## Excerpt

We use an independent samples t-test to test differences between:
- Left intra-hemispheric connectivity vs. right intra-hemispheric connectivity
- Intra-hemispheric vs. interhemispheric connectivity

We use a one-sample t-test to test whether the overall pattern is significantly different from zero

We output to csv-files.

Last update: 2024-06-26, JS Amelink

In [1]:
import pandas as pd
import numpy as np
import os
import h5py
import re
from scipy.stats import ttest_ind, ttest_1samp

## Helper functions

In [2]:
def decide_pheno(brain_pheno):
    """
    Decides which phenotype category based on filename.
    Input:
    - brain pheno name
    Output:
    - category
    
    Categories:
    edges, edges HD
    """
        
        #split edge name
    fn_split=brain_pheno.split('*')
        
        #conditional for categorization:
    if re.search("-L", fn_split[0]) is not None and re.search("-L", fn_split[1]) is not None:
        sub = 'L'
    elif re.search("-R", fn_split[0]) is not None and re.search("-R", fn_split[1]) is not None:
        sub = 'R'
    elif re.search("-L", fn_split[0]) is not None and re.search("-R", fn_split[1]) is not None:
        sub = 'inter'
    elif re.search("-R", fn_split[0]) is not None and re.search("-L", fn_split[1]) is not None:
        sub = 'inter'
    else:
        sub = 'L-R'
                
    return sub

def add_row(df, new_data, column_names, index_name, np_array=True):
    if np_array:
        df_new = pd.DataFrame(data=new_data.reshape((1, len(column_names))), columns=column_names, index=[index_name])
    else:
        df_new = pd.DataFrame.from_dict(new_data)

## Dataset
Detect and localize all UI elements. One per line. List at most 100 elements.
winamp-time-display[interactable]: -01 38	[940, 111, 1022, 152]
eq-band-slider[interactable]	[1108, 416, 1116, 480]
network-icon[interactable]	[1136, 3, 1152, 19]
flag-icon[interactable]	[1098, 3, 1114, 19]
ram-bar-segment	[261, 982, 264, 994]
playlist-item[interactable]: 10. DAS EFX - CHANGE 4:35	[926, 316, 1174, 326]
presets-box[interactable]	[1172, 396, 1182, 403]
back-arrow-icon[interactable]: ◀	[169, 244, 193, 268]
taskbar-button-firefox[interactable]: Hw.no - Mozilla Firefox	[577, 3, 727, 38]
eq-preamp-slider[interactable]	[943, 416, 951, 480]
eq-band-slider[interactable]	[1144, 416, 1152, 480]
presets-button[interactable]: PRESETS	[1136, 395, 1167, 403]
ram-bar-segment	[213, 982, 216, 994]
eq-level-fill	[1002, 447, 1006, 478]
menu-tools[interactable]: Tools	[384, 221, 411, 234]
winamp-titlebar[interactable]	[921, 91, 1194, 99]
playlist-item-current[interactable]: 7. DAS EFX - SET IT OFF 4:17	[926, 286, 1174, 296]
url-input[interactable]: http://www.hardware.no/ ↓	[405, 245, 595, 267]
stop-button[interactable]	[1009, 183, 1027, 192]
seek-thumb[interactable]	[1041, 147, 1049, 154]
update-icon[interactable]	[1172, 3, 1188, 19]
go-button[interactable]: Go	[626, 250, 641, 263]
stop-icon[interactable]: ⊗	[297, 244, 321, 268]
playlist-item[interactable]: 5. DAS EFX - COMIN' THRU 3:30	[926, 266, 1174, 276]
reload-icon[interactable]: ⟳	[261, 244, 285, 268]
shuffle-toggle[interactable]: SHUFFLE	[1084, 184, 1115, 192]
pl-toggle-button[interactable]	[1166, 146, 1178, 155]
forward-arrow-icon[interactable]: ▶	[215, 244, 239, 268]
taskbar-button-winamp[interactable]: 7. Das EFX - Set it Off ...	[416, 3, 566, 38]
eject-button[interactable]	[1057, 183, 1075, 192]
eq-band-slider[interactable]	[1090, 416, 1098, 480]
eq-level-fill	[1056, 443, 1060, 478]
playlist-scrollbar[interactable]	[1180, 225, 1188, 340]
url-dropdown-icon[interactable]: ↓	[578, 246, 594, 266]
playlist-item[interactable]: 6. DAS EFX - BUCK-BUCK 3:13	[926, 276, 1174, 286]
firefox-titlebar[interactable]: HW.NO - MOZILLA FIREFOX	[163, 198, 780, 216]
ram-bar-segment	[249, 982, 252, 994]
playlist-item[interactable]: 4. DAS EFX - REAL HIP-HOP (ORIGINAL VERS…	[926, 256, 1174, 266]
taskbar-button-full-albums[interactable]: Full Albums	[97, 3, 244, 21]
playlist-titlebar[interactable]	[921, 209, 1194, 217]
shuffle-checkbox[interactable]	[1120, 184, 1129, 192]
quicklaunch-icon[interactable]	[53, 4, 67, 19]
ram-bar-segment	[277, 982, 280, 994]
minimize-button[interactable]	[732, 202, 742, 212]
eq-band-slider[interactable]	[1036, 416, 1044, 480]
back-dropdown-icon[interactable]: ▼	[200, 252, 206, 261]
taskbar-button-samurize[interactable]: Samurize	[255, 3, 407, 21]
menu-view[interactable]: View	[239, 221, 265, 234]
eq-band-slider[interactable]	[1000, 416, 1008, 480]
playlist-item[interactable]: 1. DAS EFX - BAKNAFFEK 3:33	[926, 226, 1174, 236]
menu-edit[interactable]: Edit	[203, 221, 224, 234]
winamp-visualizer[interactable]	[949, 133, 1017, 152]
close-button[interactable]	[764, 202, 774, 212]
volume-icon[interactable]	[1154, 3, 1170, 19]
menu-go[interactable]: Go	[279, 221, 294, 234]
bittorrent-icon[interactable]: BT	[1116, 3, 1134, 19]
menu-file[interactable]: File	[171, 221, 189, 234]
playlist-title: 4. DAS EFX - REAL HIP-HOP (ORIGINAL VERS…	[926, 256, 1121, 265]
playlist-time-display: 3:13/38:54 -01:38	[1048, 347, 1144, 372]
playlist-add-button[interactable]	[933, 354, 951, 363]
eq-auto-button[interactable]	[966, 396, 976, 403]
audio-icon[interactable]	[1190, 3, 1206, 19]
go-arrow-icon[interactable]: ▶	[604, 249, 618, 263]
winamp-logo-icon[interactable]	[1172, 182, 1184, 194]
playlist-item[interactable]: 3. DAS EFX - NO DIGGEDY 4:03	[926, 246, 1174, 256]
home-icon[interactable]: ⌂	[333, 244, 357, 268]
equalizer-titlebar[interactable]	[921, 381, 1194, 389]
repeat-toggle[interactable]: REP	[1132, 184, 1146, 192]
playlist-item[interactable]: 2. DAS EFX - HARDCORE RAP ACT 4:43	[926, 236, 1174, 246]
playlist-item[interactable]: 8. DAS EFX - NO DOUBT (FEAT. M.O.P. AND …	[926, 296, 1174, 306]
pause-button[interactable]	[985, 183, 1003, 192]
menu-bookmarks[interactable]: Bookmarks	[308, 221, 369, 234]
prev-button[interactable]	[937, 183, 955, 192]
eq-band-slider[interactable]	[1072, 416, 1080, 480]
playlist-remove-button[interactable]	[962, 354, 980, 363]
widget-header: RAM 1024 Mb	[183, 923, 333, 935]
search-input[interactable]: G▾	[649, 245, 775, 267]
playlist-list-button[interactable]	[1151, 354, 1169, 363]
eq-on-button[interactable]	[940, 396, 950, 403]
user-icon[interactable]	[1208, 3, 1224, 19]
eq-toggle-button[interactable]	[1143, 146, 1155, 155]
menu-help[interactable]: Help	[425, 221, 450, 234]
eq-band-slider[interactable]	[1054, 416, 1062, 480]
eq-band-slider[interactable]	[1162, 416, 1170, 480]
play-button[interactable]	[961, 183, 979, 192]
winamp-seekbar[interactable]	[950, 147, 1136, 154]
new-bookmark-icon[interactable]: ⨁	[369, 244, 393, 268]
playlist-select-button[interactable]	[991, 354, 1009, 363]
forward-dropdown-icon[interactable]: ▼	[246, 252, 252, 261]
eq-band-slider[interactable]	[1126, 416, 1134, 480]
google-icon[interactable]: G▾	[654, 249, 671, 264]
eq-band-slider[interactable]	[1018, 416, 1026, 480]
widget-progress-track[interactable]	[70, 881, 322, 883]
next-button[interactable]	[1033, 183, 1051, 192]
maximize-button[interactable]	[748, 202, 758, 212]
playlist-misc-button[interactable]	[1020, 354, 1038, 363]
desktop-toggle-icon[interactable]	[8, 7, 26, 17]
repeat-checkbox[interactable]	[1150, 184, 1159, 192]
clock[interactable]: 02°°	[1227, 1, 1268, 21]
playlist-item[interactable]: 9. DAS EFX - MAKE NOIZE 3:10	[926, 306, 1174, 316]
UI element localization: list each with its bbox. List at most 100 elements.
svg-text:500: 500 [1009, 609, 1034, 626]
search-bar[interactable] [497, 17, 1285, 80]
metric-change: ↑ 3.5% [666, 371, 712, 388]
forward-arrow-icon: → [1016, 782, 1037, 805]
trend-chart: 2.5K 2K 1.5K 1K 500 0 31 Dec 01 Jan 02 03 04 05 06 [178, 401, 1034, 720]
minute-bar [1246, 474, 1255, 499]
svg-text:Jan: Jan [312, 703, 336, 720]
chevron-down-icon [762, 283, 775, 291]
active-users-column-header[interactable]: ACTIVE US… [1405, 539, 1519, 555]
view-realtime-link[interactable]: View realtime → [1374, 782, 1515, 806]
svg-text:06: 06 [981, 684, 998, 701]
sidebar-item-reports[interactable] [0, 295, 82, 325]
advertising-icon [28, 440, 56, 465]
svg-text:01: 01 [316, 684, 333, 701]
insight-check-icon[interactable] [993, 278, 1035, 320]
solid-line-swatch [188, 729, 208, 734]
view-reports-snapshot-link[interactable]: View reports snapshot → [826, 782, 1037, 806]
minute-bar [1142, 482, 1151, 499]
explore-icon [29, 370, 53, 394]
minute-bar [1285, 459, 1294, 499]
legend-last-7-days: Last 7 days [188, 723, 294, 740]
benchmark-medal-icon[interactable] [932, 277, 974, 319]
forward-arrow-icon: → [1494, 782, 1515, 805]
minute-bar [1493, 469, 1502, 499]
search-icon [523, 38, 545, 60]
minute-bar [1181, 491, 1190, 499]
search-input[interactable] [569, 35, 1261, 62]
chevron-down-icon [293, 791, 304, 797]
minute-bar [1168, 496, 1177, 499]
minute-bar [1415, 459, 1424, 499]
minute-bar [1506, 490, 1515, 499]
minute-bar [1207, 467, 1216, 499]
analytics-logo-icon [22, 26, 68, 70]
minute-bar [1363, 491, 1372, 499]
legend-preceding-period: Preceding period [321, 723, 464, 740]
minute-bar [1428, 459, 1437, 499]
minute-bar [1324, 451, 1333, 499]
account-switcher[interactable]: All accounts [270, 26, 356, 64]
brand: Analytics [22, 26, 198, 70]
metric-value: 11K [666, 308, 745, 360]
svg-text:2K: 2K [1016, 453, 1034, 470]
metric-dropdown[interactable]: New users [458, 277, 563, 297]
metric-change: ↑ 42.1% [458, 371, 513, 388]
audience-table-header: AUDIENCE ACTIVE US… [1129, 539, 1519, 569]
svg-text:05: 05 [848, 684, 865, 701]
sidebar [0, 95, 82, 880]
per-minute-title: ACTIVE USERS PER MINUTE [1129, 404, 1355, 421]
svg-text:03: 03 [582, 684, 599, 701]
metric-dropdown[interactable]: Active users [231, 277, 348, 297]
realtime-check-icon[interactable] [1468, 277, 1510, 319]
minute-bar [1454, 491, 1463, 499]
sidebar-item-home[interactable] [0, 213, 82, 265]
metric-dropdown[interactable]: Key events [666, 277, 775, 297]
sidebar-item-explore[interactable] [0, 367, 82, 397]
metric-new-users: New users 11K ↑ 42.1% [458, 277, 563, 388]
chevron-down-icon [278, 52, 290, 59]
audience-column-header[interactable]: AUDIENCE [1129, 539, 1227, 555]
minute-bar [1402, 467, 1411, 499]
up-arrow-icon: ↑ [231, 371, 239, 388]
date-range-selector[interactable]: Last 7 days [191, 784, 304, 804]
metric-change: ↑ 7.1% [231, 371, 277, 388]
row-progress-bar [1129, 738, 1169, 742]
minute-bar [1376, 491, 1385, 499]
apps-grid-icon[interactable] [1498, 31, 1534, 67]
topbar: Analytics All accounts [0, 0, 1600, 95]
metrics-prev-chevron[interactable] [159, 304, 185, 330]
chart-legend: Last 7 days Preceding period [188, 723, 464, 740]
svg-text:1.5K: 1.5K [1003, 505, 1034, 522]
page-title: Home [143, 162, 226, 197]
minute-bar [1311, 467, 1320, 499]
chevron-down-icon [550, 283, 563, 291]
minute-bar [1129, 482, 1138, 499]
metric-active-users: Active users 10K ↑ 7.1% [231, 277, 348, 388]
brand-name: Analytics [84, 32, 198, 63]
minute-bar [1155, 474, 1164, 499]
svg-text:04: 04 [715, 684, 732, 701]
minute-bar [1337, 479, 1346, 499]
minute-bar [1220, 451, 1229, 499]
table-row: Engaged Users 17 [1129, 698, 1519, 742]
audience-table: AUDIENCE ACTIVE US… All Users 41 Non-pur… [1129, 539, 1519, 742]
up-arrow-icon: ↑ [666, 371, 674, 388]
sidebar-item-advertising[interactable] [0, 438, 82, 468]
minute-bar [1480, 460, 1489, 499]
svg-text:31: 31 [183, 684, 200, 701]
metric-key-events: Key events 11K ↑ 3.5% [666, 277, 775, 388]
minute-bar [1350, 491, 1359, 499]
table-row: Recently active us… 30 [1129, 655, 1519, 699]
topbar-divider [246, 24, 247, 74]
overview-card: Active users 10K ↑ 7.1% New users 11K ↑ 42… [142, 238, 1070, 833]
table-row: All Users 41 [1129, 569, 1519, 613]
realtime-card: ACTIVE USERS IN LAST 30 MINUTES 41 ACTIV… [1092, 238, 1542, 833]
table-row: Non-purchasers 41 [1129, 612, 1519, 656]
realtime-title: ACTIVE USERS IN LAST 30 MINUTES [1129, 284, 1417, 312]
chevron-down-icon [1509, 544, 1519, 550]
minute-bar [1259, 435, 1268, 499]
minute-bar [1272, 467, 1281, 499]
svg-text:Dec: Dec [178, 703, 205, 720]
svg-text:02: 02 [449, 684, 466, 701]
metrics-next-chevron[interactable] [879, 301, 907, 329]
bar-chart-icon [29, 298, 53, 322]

## The task
Using the connectivity t-test excerpt, answer each question on its own line:
(a) Which test checks whether the overall pattern is significantly different from zero?
(b) What date is given for the last update?
(c) In decide_pheno, what value does sub get when the first part of the split name contains "-L" and the second part contains "-R"?

## Exercise result
(a) A one-sample t-test.
(b) 2024-06-26.
(c) 'inter'.